◆ Goal
Your task is to locate every line holding the string "için" and to copy each of them.

◆ Provided material
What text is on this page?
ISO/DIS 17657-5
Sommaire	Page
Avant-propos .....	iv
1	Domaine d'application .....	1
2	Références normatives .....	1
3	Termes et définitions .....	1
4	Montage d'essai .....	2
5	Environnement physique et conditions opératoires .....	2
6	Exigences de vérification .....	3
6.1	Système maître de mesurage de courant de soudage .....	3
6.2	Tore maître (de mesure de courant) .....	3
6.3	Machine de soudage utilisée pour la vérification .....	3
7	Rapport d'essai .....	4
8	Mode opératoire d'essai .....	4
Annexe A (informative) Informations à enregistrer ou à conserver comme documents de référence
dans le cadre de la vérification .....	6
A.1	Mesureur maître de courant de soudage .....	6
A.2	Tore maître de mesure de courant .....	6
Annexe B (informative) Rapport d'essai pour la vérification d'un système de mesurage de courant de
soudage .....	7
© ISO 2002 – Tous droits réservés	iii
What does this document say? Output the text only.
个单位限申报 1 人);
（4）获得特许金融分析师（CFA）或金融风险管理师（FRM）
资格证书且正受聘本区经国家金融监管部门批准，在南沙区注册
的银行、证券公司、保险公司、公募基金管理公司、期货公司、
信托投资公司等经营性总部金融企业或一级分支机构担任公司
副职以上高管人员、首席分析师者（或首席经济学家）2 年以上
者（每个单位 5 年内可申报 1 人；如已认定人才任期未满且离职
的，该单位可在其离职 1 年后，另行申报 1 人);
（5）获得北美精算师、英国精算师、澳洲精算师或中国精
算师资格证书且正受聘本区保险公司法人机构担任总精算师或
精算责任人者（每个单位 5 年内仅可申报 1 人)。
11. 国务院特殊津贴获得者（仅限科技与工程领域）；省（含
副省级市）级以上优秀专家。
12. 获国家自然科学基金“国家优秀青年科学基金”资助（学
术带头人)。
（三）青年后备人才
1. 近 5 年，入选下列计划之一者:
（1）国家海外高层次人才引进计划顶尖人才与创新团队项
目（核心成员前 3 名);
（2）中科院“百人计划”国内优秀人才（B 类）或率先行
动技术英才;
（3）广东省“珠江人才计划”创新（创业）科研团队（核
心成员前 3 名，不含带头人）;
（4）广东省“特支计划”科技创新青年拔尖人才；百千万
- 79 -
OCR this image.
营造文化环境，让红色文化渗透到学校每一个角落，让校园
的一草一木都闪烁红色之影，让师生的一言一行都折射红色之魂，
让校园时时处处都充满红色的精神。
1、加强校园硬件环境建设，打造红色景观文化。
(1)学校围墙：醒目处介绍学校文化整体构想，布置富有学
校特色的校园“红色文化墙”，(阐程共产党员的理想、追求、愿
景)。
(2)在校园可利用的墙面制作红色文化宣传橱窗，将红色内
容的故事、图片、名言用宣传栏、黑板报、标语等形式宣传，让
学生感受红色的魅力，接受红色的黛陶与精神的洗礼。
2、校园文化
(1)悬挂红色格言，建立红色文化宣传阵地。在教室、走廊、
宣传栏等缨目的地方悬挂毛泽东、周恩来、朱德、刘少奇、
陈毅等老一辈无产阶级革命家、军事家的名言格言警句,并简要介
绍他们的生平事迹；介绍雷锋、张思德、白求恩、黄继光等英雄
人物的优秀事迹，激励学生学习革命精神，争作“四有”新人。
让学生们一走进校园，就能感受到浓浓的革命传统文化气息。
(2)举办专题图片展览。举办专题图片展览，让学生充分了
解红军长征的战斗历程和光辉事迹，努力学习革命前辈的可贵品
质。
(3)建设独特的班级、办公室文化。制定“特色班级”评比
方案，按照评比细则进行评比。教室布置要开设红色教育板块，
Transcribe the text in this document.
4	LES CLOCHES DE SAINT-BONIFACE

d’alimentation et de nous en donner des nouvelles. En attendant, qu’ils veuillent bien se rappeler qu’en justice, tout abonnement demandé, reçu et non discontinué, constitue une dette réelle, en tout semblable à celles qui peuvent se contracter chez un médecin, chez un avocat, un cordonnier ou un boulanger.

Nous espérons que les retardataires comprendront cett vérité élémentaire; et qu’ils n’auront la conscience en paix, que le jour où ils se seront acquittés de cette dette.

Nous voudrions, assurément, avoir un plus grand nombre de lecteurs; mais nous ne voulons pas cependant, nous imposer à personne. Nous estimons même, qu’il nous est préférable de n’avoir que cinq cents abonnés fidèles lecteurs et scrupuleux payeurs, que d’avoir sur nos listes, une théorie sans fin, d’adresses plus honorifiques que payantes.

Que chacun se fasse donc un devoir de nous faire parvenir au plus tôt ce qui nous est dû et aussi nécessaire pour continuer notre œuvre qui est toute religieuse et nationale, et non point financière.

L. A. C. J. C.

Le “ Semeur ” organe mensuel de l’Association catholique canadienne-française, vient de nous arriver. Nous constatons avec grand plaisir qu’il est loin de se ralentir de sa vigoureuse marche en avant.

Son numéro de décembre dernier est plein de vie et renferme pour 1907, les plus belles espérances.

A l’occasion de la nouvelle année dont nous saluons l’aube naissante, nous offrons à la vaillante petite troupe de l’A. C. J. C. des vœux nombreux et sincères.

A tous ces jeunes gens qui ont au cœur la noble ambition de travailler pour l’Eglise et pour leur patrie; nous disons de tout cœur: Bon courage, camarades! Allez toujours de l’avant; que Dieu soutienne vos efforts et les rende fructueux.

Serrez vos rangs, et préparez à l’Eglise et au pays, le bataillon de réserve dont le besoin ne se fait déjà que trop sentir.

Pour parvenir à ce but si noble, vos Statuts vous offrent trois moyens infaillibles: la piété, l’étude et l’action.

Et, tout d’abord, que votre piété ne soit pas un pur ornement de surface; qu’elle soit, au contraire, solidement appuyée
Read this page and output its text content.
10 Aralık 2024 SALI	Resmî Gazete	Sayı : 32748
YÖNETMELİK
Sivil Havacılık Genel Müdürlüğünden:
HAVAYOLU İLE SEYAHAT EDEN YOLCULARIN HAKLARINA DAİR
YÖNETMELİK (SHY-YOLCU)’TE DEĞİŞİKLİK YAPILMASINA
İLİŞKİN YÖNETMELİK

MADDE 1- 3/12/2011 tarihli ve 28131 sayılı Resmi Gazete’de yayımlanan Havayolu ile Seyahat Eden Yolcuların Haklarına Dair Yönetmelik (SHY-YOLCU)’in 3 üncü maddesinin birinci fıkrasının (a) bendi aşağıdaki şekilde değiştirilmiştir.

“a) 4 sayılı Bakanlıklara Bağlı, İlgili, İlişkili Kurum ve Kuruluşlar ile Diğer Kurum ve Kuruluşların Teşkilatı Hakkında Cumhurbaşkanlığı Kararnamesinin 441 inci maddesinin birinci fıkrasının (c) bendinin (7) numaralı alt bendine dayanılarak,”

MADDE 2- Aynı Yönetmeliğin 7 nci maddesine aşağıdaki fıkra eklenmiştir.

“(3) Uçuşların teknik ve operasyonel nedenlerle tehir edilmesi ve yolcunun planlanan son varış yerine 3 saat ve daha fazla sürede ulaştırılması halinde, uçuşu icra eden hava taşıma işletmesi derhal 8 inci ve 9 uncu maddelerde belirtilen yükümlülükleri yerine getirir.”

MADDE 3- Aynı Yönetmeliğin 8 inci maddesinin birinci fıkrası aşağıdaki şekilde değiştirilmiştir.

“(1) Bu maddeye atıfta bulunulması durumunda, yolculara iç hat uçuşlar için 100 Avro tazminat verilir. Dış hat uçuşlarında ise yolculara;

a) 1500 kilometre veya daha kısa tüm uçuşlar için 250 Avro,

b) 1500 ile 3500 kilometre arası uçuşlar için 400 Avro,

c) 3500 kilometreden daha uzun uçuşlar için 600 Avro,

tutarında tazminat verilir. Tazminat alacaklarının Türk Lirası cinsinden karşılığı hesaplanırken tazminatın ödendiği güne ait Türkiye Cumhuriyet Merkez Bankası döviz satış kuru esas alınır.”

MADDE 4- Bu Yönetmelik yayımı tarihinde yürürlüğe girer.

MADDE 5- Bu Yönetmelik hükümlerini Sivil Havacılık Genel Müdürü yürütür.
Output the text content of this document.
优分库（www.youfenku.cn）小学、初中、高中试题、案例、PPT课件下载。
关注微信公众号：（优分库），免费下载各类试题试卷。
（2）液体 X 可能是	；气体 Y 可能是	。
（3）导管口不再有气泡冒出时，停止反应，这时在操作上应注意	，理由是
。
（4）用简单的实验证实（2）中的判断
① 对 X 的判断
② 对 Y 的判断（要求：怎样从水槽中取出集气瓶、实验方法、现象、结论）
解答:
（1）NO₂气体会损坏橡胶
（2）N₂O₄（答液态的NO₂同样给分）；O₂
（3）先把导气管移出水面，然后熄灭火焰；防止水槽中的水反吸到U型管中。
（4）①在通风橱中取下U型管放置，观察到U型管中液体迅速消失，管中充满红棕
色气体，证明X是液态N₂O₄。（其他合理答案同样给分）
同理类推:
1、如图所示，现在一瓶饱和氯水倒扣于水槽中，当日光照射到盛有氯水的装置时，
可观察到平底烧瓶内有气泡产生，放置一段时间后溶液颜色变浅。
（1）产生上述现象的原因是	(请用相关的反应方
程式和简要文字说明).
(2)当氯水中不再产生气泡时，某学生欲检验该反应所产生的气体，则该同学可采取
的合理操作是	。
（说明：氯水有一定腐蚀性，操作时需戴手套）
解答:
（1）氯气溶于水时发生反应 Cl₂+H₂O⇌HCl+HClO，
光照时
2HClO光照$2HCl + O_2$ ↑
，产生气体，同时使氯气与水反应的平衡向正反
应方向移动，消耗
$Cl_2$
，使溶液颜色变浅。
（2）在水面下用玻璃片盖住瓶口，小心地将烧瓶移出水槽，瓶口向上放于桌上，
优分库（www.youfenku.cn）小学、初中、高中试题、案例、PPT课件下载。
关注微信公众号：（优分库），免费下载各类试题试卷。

◆ Exercise solution
“(1) Bu maddeye atıfta bulunulması durumunda, yolculara iç hat uçuşlar için 100 Avro tazminat verilir. Dış hat uçuşlarında ise yolculara;
a) 1500 kilometre veya daha kısa tüm uçuşlar için 250 Avro,
b) 1500 ile 3500 kilometre arası uçuşlar için 400 Avro,
c) 3500 kilometreden daha uzun uçuşlar için 600 Avro,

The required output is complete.